_WORK TO BE COMPLETED_
Will you give every entry again exactly as it stands?

= = = = =

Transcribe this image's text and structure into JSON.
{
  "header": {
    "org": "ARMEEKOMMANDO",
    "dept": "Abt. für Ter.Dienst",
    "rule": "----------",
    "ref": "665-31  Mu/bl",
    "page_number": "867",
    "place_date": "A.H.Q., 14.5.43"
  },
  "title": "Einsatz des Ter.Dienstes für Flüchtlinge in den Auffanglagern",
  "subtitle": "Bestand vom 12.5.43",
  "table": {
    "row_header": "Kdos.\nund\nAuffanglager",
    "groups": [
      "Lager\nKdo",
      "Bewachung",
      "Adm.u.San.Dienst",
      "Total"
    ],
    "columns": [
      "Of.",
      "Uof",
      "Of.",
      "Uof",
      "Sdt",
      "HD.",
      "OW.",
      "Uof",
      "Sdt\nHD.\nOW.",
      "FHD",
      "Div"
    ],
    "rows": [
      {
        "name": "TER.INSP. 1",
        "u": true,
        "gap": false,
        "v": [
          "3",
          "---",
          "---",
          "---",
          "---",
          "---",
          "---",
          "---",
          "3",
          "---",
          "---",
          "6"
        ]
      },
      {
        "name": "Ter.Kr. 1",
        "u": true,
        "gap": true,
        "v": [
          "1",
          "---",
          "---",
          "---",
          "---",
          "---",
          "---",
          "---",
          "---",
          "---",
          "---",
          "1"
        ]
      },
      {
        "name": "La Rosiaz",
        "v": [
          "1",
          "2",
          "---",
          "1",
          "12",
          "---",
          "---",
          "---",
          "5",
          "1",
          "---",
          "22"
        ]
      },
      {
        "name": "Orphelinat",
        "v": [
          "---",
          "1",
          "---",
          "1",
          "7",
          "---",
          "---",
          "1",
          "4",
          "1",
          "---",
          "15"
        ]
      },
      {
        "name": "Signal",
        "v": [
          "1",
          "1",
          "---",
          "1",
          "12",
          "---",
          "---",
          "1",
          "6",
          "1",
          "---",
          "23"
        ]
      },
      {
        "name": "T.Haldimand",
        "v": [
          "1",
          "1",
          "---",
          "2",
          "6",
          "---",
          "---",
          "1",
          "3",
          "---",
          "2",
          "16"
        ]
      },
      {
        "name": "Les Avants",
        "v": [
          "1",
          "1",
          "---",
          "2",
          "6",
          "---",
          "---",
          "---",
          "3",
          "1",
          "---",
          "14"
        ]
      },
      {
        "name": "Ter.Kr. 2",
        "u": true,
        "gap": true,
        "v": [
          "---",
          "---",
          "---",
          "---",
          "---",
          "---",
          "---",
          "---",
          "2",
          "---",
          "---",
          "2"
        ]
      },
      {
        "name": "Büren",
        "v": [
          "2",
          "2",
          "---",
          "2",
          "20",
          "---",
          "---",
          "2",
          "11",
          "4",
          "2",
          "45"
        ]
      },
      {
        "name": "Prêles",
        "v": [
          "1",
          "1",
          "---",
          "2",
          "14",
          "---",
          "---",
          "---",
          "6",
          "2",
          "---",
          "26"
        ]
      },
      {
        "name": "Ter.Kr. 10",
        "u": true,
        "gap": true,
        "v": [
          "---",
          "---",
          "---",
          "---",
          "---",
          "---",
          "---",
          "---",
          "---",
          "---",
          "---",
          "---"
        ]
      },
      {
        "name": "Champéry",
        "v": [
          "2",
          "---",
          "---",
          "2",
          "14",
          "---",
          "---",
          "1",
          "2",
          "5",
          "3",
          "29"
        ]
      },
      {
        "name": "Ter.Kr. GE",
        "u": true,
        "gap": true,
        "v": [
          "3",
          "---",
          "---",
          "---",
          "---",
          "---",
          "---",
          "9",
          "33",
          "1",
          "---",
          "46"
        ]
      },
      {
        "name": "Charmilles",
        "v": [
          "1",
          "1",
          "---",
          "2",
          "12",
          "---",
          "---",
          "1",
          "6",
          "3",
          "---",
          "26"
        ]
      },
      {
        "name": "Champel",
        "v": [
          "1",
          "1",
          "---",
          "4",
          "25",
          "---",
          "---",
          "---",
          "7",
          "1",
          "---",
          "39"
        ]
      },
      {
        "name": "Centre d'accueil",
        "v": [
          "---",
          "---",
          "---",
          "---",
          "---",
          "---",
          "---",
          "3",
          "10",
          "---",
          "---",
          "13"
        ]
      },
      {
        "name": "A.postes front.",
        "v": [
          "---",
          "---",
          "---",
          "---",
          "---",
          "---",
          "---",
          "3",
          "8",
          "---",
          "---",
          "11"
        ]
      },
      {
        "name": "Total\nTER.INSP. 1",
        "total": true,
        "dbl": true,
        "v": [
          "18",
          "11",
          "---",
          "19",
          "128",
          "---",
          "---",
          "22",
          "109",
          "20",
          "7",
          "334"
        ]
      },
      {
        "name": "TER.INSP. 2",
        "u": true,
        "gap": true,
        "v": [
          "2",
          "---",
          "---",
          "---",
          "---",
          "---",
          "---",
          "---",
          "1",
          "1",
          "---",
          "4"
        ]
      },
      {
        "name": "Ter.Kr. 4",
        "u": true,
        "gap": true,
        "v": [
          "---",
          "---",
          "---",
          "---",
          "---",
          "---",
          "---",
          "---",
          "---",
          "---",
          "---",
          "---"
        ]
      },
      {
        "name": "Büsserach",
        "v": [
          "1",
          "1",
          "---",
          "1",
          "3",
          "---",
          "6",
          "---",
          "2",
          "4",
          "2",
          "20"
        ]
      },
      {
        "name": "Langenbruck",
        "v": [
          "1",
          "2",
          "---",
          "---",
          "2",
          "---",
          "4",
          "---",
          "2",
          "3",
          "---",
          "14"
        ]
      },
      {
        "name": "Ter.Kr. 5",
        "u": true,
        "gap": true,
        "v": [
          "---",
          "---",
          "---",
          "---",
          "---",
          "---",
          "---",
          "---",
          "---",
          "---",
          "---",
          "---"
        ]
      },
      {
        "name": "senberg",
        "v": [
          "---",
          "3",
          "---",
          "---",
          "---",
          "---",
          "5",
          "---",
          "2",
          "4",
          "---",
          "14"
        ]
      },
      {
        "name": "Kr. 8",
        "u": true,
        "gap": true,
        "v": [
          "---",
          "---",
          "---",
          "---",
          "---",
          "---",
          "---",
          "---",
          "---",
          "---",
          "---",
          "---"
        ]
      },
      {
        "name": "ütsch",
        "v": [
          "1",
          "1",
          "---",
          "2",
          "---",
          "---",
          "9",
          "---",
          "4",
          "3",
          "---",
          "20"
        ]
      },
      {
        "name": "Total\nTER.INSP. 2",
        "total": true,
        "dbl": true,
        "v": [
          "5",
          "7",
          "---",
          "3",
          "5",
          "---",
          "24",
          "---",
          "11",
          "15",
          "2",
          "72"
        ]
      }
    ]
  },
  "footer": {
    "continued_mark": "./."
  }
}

= = = = =

_RESULT OF THIS EXERCISE_
Transcribe this image's text and structure into JSON.
{
  "header": {
    "org": "ARMEEKOMMANDO",
    "dept": "Abt. für Ter.Dienst",
    "rule": "----------",
    "ref": "665-31  Mu/bl",
    "page_number": "867",
    "place_date": "A.H.Q., 14.5.43"
  },
  "title": "Einsatz des Ter.Dienstes für Flüchtlinge in den Auffanglagern",
  "subtitle": "Bestand vom 12.5.43",
  "table": {
    "row_header": "Kdos.\nund\nAuffanglager",
    "groups": [
      "Lager\nKdo",
      "Bewachung",
      "Adm.u.San.Dienst",
      "Total"
    ],
    "columns": [
      "Of.",
      "Uof",
      "Of.",
      "Uof",
      "Sdt",
      "HD.",
      "OW.",
      "Uof",
      "Sdt\nHD.\nOW.",
      "FHD",
      "Div"
    ],
    "rows": [
      {
        "name": "TER.INSP. 1",
        "u": true,
        "gap": false,
        "v": [
          "3",
          "---",
          "---",
          "---",
          "---",
          "---",
          "---",
          "---",
          "3",
          "---",
          "---",
          "6"
        ]
      },
      {
        "name": "Ter.Kr. 1",
        "u": true,
        "gap": true,
        "v": [
          "1",
          "---",
          "---",
          "---",
          "---",
          "---",
          "---",
          "---",
          "---",
          "---",
          "---",
          "1"
        ]
      },
      {
        "name": "La Rosiaz",
        "v": [
          "1",
          "2",
          "---",
          "1",
          "12",
          "---",
          "---",
          "---",
          "5",
          "1",
          "---",
          "22"
        ]
      },
      {
        "name": "Orphelinat",
        "v": [
          "---",
          "1",
          "---",
          "1",
          "7",
          "---",
          "---",
          "1",
          "4",
          "1",
          "---",
          "15"
        ]
      },
      {
        "name": "Signal",
        "v": [
          "1",
          "1",
          "---",
          "1",
          "12",
          "---",
          "---",
          "1",
          "6",
          "1",
          "---",
          "23"
        ]
      },
      {
        "name": "T.Haldimand",
        "v": [
          "1",
          "1",
          "---",
          "2",
          "6",
          "---",
          "---",
          "1",
          "3",
          "---",
          "2",
          "16"
        ]
      },
      {
        "name": "Les Avants",
        "v": [
          "1",
          "1",
          "---",
          "2",
          "6",
          "---",
          "---",
          "---",
          "3",
          "1",
          "---",
          "14"
        ]
      },
      {
        "name": "Ter.Kr. 2",
        "u": true,
        "gap": true,
        "v": [
          "---",
          "---",
          "---",
          "---",
          "---",
          "---",
          "---",
          "---",
          "2",
          "---",
          "---",
          "2"
        ]
      },
      {
        "name": "Büren",
        "v": [
          "2",
          "2",
          "---",
          "2",
          "20",
          "---",
          "---",
          "2",
          "11",
          "4",
          "2",
          "45"
        ]
      },
      {
        "name": "Prêles",
        "v": [
          "1",
          "1",
          "---",
          "2",
          "14",
          "---",
          "---",
          "---",
          "6",
          "2",
          "---",
          "26"
        ]
      },
      {
        "name": "Ter.Kr. 10",
        "u": true,
        "gap": true,
        "v": [
          "---",
          "---",
          "---",
          "---",
          "---",
          "---",
          "---",
          "---",
          "---",
          "---",
          "---",
          "---"
        ]
      },
      {
        "name": "Champéry",
        "v": [
          "2",
          "---",
          "---",
          "2",
          "14",
          "---",
          "---",
          "1",
          "2",
          "5",
          "3",
          "29"
        ]
      },
      {
        "name": "Ter.Kr. GE",
        "u": true,
        "gap": true,
        "v": [
          "3",
          "---",
          "---",
          "---",
          "---",
          "---",
          "---",
          "9",
          "33",
          "1",
          "---",
          "46"
        ]
      },
      {
        "name": "Charmilles",
        "v": [
          "1",
          "1",
          "---",
          "2",
          "12",
          "---",
          "---",
          "1",
          "6",
          "3",
          "---",
          "26"
        ]
      },
      {
        "name": "Champel",
        "v": [
          "1",
          "1",
          "---",
          "4",
          "25",
          "---",
          "---",
          "---",
          "7",
          "1",
          "---",
          "39"
        ]
      },
      {
        "name": "Centre d'accueil",
        "v": [
          "---",
          "---",
          "---",
          "---",
          "---",
          "---",
          "---",
          "3",
          "10",
          "---",
          "---",
          "13"
        ]
      },
      {
        "name": "A.postes front.",
        "v": [
          "---",
          "---",
          "---",
          "---",
          "---",
          "---",
          "---",
          "3",
          "8",
          "---",
          "---",
          "11"
        ]
      },
      {
        "name": "Total\nTER.INSP. 1",
        "total": true,
        "dbl": true,
        "v": [
          "18",
          "11",
          "---",
          "19",
          "128",
          "---",
          "---",
          "22",
          "109",
          "20",
          "7",
          "334"
        ]
      },
      {
        "name": "TER.INSP. 2",
        "u": true,
        "gap": true,
        "v": [
          "2",
          "---",
          "---",
          "---",
          "---",
          "---",
          "---",
          "---",
          "1",
          "1",
          "---",
          "4"
        ]
      },
      {
        "name": "Ter.Kr. 4",
        "u": true,
        "gap": true,
        "v": [
          "---",
          "---",
          "---",
          "---",
          "---",
          "---",
          "---",
          "---",
          "---",
          "---",
          "---",
          "---"
        ]
      },
      {
        "name": "Büsserach",
        "v": [
          "1",
          "1",
          "---",
          "1",
          "3",
          "---",
          "6",
          "---",
          "2",
          "4",
          "2",
          "20"
        ]
      },
      {
        "name": "Langenbruck",
        "v": [
          "1",
          "2",
          "---",
          "---",
          "2",
          "---",
          "4",
          "---",
          "2",
          "3",
          "---",
          "14"
        ]
      },
      {
        "name": "Ter.Kr. 5",
        "u": true,
        "gap": true,
        "v": [
          "---",
          "---",
          "---",
          "---",
          "---",
          "---",
          "---",
          "---",
          "---",
          "---",
          "---",
          "---"
        ]
      },
      {
        "name": "senberg",
        "v": [
          "---",
          "3",
          "---",
          "---",
          "---",
          "---",
          "5",
          "---",
          "2",
          "4",
          "---",
          "14"
        ]
      },
      {
        "name": "Kr. 8",
        "u": true,
        "gap": true,
        "v": [
          "---",
          "---",
          "---",
          "---",
          "---",
          "---",
          "---",
          "---",
          "---",
          "---",
          "---",
          "---"
        ]
      },
      {
        "name": "ütsch",
        "v": [
          "1",
          "1",
          "---",
          "2",
          "---",
          "---",
          "9",
          "---",
          "4",
          "3",
          "---",
          "20"
        ]
      },
      {
        "name": "Total\nTER.INSP. 2",
        "total": true,
        "dbl": true,
        "v": [
          "5",
          "7",
          "---",
          "3",
          "5",
          "---",
          "24",
          "---",
          "11",
          "15",
          "2",
          "72"
        ]
      }
    ]
  },
  "footer": {
    "continued_mark": "./."
  }
}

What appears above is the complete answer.